GOAL >>
Keep the pictures out of the copy and print all the entries below exactly.

SUPPLIED MATERIAL >>
********
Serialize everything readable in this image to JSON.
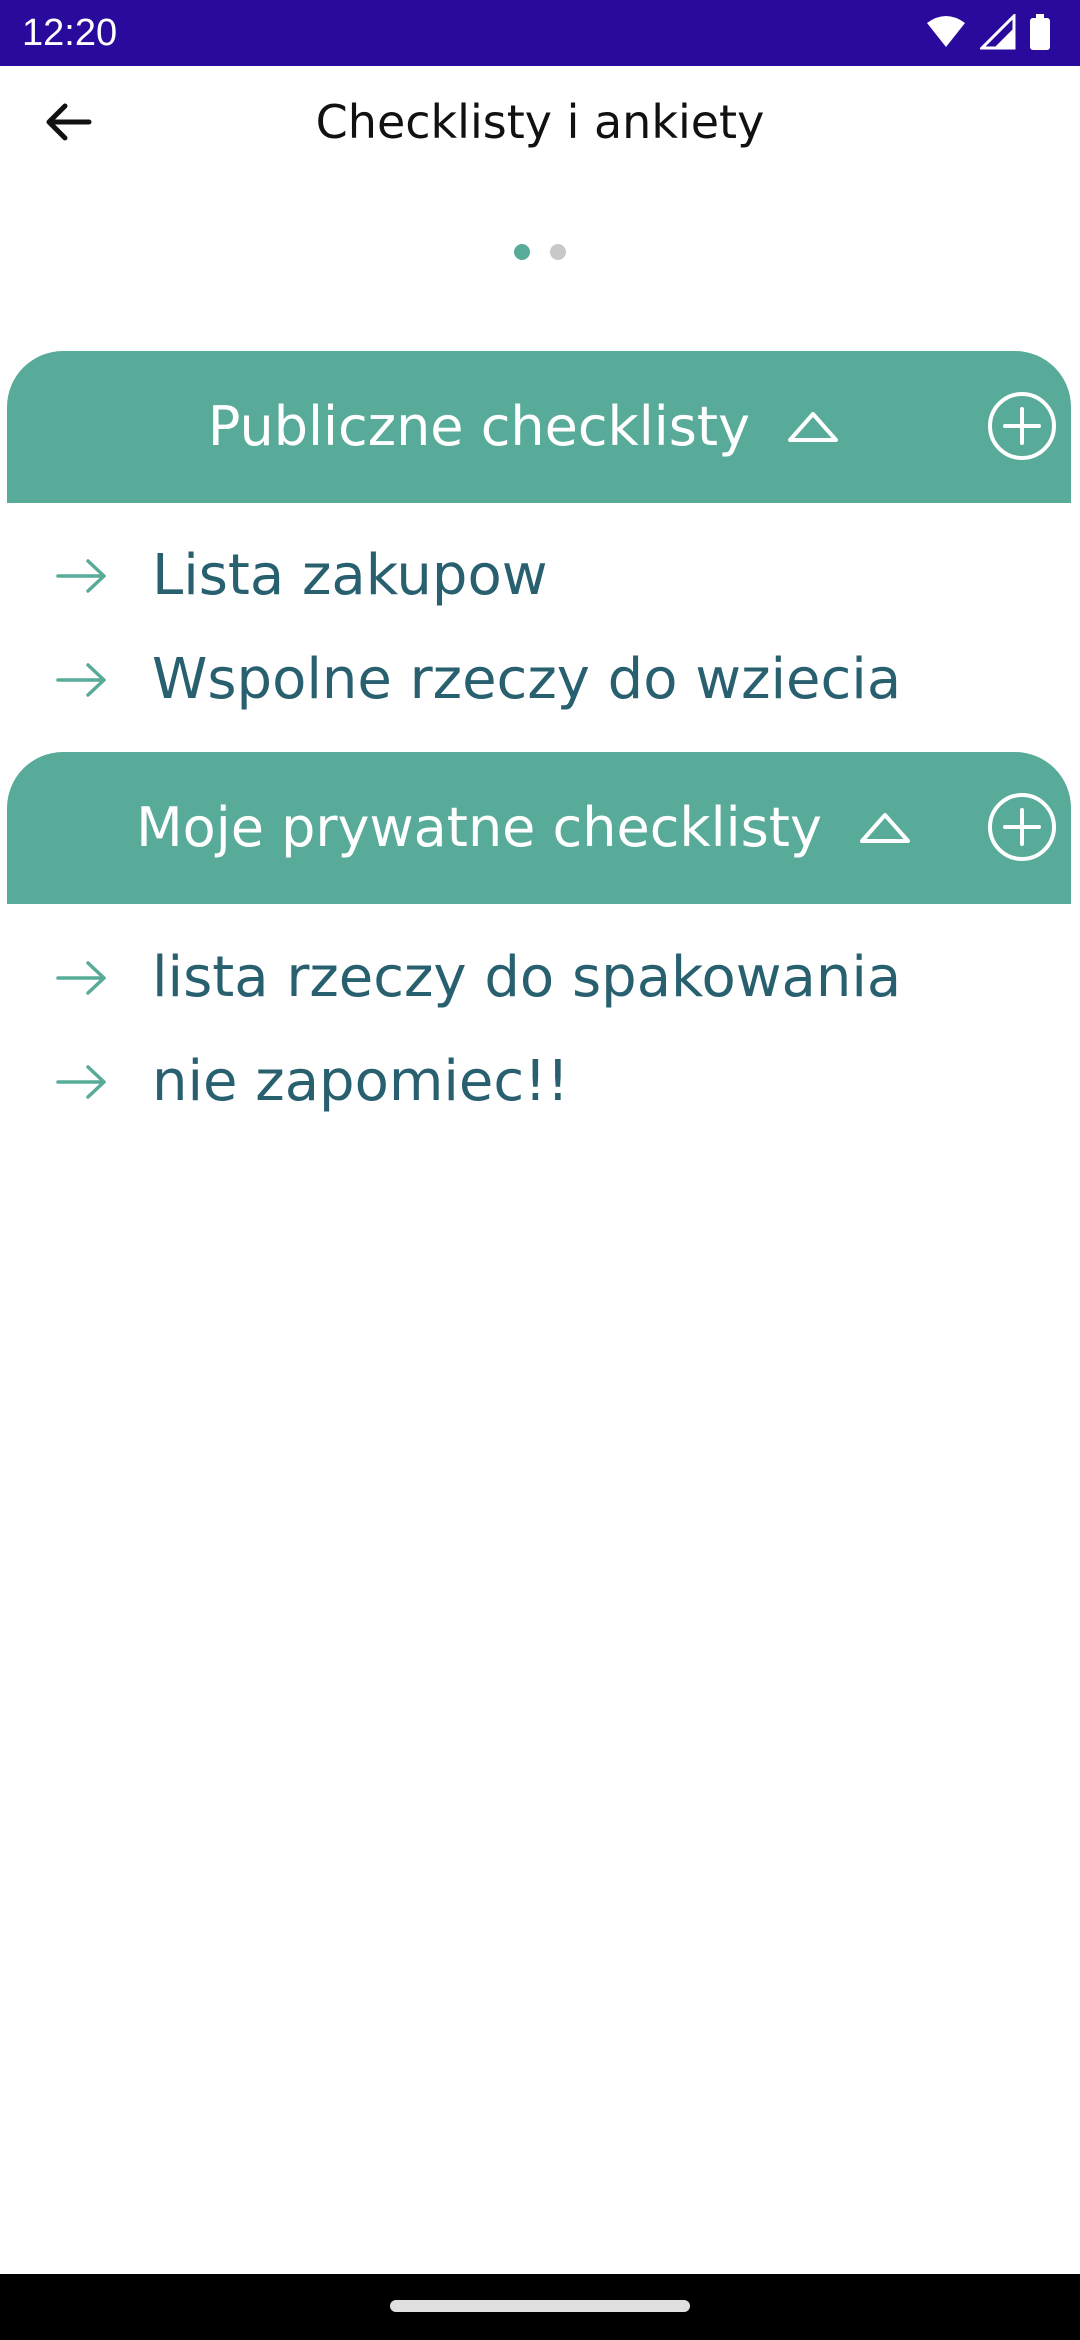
{
  "status_bar": {
    "time": "12:20",
    "background": "#2a0a9c",
    "icons": [
      "wifi-icon",
      "cell-signal-icon",
      "battery-icon"
    ]
  },
  "app_bar": {
    "title": "Checklisty i ankiety",
    "back_icon": "arrow-left-icon"
  },
  "pager": {
    "pages": 2,
    "active_index": 0,
    "active_color": "#58ab98",
    "inactive_color": "#c8c8c8"
  },
  "sections": [
    {
      "title": "Publiczne checklisty",
      "expanded": true,
      "items": [
        {
          "label": "Lista zakupow"
        },
        {
          "label": "Wspolne rzeczy do wziecia"
        }
      ]
    },
    {
      "title": "Moje prywatne checklisty",
      "expanded": true,
      "items": [
        {
          "label": "lista rzeczy do spakowania"
        },
        {
          "label": "nie zapomiec!!"
        }
      ]
    }
  ],
  "colors": {
    "accent": "#58ab98",
    "item_text": "#28606f",
    "header_text": "#ffffff"
  }
}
********
SOLUTION TO THE PROBLEM >>
Serialize everything readable in this image to JSON.
{
  "status_bar": {
    "time": "12:20",
    "background": "#2a0a9c",
    "icons": [
      "wifi-icon",
      "cell-signal-icon",
      "battery-icon"
    ]
  },
  "app_bar": {
    "title": "Checklisty i ankiety",
    "back_icon": "arrow-left-icon"
  },
  "pager": {
    "pages": 2,
    "active_index": 0,
    "active_color": "#58ab98",
    "inactive_color": "#c8c8c8"
  },
  "sections": [
    {
      "title": "Publiczne checklisty",
      "expanded": true,
      "items": [
        {
          "label": "Lista zakupow"
        },
        {
          "label": "Wspolne rzeczy do wziecia"
        }
      ]
    },
    {
      "title": "Moje prywatne checklisty",
      "expanded": true,
      "items": [
        {
          "label": "lista rzeczy do spakowania"
        },
        {
          "label": "nie zapomiec!!"
        }
      ]
    }
  ],
  "colors": {
    "accent": "#58ab98",
    "item_text": "#28606f",
    "header_text": "#ffffff"
  }
}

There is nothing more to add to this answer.